===== Data entries
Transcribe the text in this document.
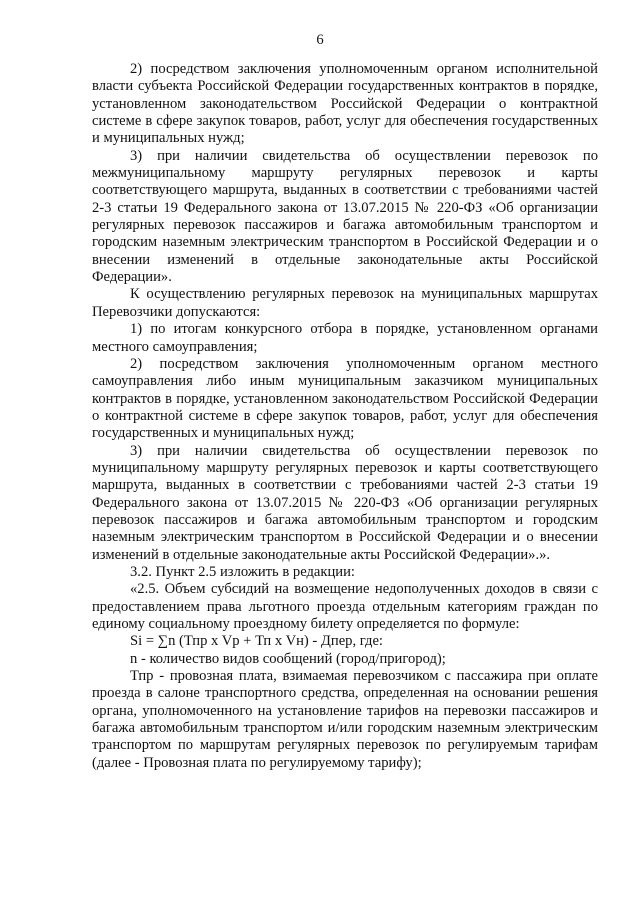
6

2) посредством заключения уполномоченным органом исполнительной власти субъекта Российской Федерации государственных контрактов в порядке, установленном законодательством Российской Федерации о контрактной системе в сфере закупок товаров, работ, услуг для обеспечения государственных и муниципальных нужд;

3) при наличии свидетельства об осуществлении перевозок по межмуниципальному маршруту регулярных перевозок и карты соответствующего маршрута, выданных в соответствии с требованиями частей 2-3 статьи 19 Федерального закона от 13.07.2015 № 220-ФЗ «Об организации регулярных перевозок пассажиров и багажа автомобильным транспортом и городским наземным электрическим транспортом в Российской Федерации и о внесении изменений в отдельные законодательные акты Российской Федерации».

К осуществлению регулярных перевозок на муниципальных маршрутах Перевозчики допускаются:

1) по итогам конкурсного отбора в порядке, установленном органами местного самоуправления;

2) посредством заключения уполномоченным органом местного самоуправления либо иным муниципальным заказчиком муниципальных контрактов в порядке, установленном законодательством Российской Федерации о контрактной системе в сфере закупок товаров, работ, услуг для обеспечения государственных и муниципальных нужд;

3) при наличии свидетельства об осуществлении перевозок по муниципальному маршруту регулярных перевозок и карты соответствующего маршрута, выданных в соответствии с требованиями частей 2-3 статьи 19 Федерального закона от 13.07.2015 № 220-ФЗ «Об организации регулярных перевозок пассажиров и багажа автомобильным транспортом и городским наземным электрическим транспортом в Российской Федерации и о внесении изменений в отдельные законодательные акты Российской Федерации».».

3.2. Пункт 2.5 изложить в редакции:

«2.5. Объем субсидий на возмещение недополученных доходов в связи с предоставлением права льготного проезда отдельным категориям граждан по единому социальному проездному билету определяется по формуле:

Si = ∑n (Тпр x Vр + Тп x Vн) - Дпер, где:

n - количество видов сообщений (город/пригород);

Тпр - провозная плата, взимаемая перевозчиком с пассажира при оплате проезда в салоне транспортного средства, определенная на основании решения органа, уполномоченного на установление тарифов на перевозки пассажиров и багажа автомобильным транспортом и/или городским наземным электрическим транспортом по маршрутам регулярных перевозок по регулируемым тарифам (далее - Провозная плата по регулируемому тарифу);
==========
===== Data entries
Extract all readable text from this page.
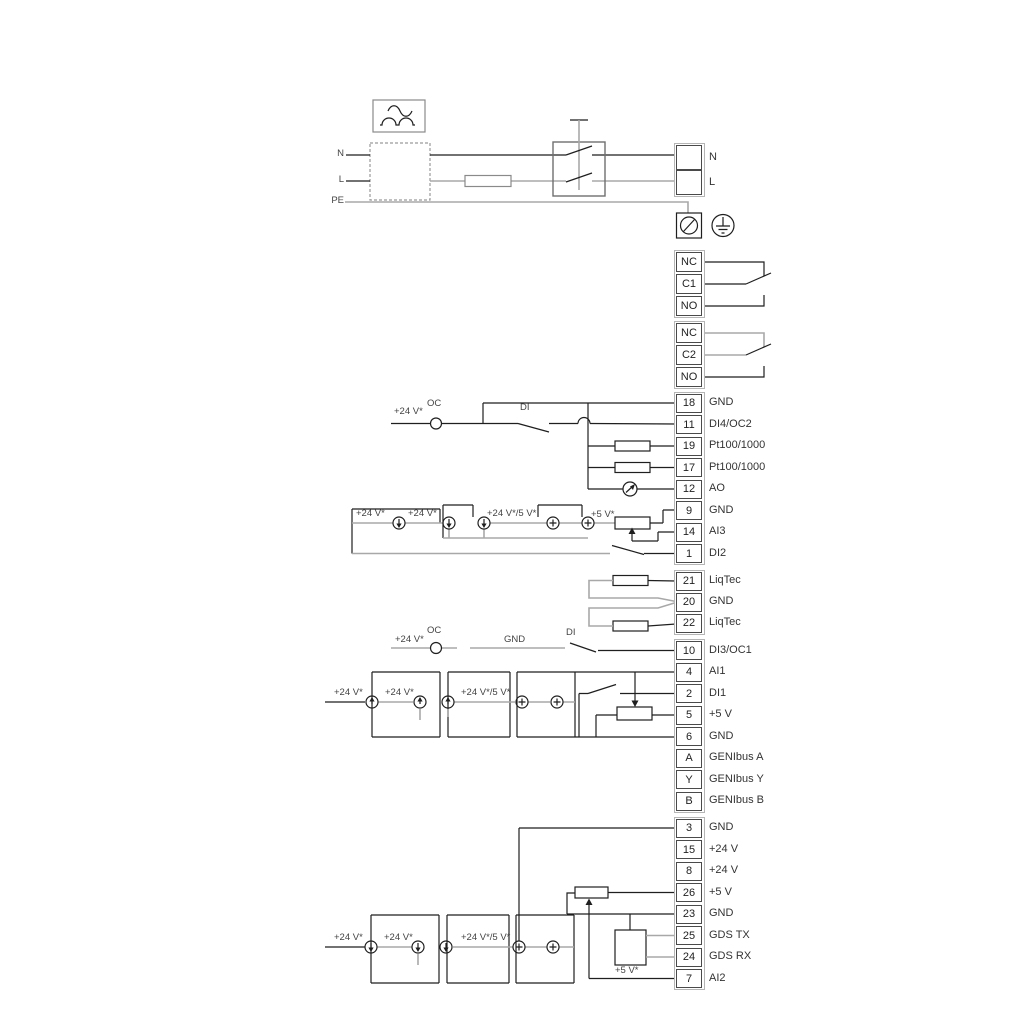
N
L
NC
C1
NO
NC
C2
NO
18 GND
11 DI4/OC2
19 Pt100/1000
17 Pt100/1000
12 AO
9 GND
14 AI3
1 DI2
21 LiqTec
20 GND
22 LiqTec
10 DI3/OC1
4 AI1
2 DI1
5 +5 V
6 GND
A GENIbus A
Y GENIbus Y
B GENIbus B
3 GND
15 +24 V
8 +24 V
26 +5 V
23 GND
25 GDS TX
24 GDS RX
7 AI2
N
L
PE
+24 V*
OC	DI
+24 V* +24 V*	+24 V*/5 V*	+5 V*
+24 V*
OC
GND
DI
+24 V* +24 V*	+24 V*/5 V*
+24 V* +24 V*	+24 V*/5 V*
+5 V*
==========
**Given instruction**
Pull out and copy each line containing the string "this".

**The output**
Transcribe the text in this document.
Extract all readable text from this page.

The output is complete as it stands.